▶ **THE EXERCISE**
Print the stretch from the first line of the records through the line containing "state-boundaries [129,101,1781,1316]", copying every line character for character.
┌─ DATASET RECORDS
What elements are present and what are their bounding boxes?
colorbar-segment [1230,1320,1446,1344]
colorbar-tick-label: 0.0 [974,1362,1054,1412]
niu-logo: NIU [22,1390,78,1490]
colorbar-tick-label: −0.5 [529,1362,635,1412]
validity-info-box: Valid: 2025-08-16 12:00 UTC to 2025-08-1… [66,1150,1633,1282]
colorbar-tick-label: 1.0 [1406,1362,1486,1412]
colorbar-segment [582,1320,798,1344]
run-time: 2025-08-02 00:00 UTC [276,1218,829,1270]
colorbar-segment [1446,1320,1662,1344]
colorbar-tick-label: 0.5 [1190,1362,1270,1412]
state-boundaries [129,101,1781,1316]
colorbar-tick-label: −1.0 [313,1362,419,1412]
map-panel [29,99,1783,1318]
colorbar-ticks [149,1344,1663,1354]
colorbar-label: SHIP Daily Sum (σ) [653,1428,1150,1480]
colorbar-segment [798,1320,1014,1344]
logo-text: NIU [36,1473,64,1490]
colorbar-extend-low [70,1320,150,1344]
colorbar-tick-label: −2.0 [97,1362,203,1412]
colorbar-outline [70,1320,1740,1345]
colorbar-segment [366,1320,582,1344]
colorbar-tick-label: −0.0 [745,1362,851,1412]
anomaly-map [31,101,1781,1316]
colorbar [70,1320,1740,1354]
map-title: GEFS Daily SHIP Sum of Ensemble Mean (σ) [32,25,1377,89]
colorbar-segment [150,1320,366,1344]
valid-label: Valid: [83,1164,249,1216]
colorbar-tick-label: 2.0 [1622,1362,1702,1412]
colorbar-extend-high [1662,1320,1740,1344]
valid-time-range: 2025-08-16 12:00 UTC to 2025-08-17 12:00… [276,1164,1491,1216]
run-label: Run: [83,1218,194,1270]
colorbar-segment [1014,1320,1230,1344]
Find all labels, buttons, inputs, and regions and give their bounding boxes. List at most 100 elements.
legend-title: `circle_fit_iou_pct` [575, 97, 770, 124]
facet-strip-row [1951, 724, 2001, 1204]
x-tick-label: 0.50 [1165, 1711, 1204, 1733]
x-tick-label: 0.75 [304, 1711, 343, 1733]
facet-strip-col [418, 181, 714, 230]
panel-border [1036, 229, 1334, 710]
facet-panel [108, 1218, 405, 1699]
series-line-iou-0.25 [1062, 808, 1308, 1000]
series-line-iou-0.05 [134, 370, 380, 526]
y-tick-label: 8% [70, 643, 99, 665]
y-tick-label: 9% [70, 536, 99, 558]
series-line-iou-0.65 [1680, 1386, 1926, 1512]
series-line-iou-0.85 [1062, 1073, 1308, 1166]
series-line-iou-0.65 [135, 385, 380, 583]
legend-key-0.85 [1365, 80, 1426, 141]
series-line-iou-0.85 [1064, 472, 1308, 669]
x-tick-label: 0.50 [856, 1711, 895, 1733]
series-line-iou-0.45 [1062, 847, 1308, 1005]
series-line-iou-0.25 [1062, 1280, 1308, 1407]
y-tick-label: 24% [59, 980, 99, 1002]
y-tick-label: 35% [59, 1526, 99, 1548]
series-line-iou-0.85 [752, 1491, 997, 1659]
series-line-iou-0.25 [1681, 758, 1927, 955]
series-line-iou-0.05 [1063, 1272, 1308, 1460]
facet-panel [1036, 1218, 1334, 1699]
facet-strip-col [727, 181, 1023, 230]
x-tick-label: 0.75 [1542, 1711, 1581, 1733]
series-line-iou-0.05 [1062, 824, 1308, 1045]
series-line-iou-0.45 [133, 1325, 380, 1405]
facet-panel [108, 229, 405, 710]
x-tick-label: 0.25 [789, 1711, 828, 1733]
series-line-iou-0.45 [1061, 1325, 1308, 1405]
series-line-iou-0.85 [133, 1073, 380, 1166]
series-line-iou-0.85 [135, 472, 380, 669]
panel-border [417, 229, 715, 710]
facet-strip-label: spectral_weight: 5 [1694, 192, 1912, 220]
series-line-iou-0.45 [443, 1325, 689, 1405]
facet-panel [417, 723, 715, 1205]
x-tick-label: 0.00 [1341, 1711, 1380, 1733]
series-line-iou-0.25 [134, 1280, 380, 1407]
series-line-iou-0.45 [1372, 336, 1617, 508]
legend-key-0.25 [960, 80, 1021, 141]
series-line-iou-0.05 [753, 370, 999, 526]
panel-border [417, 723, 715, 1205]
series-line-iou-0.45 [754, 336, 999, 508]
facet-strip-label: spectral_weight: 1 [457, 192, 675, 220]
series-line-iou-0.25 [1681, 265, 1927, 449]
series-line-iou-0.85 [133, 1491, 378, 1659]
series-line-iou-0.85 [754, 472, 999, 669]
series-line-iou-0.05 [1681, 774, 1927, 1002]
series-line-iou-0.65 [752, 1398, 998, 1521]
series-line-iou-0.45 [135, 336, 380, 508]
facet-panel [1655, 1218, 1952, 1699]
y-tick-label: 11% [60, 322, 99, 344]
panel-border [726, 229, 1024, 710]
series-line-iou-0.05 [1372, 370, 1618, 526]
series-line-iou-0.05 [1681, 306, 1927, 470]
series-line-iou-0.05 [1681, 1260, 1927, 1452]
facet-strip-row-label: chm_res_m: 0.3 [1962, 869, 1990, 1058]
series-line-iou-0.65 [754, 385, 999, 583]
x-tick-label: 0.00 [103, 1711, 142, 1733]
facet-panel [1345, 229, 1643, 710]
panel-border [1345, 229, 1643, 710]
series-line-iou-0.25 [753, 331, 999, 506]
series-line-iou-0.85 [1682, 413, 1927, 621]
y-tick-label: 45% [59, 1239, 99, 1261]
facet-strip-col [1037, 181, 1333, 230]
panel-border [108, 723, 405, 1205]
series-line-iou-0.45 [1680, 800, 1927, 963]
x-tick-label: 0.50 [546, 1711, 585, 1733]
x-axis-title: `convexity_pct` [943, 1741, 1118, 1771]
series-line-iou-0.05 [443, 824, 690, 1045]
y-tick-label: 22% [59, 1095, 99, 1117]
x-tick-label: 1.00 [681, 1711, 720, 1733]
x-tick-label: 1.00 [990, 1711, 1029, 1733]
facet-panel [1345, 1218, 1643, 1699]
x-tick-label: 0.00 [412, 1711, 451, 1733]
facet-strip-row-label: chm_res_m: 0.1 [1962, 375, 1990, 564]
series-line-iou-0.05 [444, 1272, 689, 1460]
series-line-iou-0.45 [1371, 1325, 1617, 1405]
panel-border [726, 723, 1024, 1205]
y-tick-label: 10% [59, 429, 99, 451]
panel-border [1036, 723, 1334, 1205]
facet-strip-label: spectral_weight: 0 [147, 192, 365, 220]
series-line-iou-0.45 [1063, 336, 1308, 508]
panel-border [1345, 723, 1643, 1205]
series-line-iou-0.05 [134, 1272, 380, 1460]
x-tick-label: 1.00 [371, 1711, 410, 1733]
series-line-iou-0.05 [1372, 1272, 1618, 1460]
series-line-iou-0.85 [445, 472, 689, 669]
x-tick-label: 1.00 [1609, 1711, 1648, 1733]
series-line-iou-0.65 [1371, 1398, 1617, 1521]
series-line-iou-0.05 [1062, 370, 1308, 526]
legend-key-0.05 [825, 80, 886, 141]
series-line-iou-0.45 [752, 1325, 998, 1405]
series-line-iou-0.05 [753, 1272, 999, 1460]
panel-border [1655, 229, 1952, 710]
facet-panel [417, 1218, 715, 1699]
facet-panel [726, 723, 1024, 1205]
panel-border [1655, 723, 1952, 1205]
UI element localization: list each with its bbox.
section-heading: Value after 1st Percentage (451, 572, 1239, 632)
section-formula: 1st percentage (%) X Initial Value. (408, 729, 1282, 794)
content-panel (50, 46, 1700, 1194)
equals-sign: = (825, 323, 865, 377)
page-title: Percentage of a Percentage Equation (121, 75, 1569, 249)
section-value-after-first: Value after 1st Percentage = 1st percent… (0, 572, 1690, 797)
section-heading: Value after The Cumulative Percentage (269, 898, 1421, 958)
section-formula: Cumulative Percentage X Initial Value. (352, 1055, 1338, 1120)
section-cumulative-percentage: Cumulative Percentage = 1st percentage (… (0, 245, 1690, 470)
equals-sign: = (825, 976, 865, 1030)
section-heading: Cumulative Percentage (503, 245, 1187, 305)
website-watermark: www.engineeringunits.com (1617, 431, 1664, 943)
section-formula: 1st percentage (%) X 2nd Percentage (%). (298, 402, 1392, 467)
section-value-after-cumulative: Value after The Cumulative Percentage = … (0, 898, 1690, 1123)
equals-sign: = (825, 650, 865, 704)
└─
▶ **SOLVED EXERCISE**
What elements are present and what are their bounding boxes?
colorbar-segment [1230,1320,1446,1344]
colorbar-tick-label: 0.0 [974,1362,1054,1412]
niu-logo: NIU [22,1390,78,1490]
colorbar-tick-label: −0.5 [529,1362,635,1412]
validity-info-box: Valid: 2025-08-16 12:00 UTC to 2025-08-1… [66,1150,1633,1282]
colorbar-tick-label: 1.0 [1406,1362,1486,1412]
colorbar-segment [582,1320,798,1344]
run-time: 2025-08-02 00:00 UTC [276,1218,829,1270]
colorbar-segment [1446,1320,1662,1344]
colorbar-tick-label: 0.5 [1190,1362,1270,1412]
state-boundaries [129,101,1781,1316]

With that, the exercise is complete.